_Aim of the task_
Leaving out the pictures, retype all the material exactly.

----------

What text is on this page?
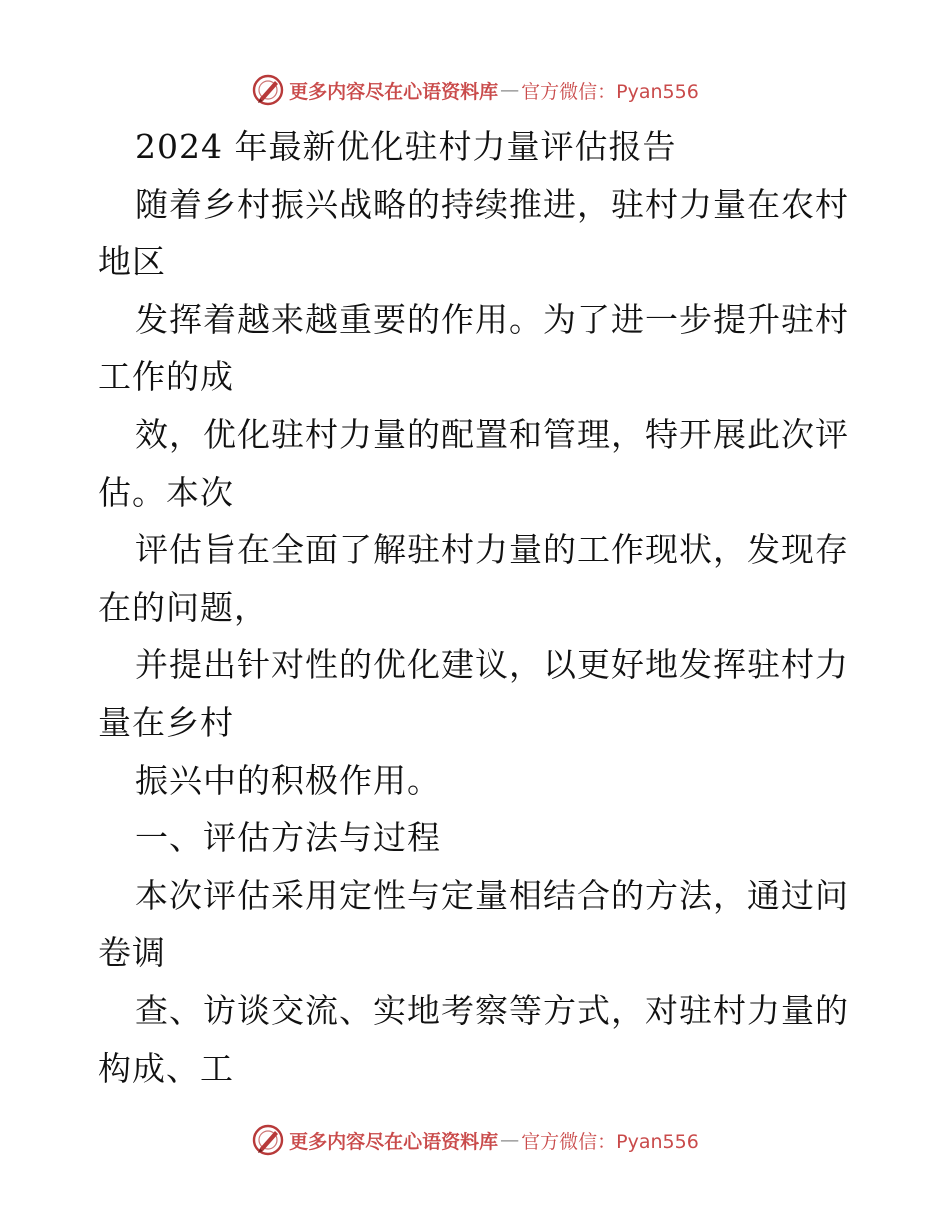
更多内容尽在心语资料库 — 官方微信：Pyan556
2024 年最新优化驻村力量评估报告
随着乡村振兴战略的持续推进，驻村力量在农村
地区
发挥着越来越重要的作用。为了进一步提升驻村
工作的成
效，优化驻村力量的配置和管理，特开展此次评
估。本次
评估旨在全面了解驻村力量的工作现状，发现存
在的问题，
并提出针对性的优化建议，以更好地发挥驻村力
量在乡村
振兴中的积极作用。
一、评估方法与过程
本次评估采用定性与定量相结合的方法，通过问
卷调
查、访谈交流、实地考察等方式，对驻村力量的
构成、工
更多内容尽在心语资料库 — 官方微信：Pyan556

----------

_Output for this exercise_
What text is on this page?
更多内容尽在心语资料库 — 官方微信：Pyan556
2024 年最新优化驻村力量评估报告
随着乡村振兴战略的持续推进，驻村力量在农村
地区
发挥着越来越重要的作用。为了进一步提升驻村
工作的成
效，优化驻村力量的配置和管理，特开展此次评
估。本次
评估旨在全面了解驻村力量的工作现状，发现存
在的问题，
并提出针对性的优化建议，以更好地发挥驻村力
量在乡村
振兴中的积极作用。
一、评估方法与过程
本次评估采用定性与定量相结合的方法，通过问
卷调
查、访谈交流、实地考察等方式，对驻村力量的
构成、工
更多内容尽在心语资料库 — 官方微信：Pyan556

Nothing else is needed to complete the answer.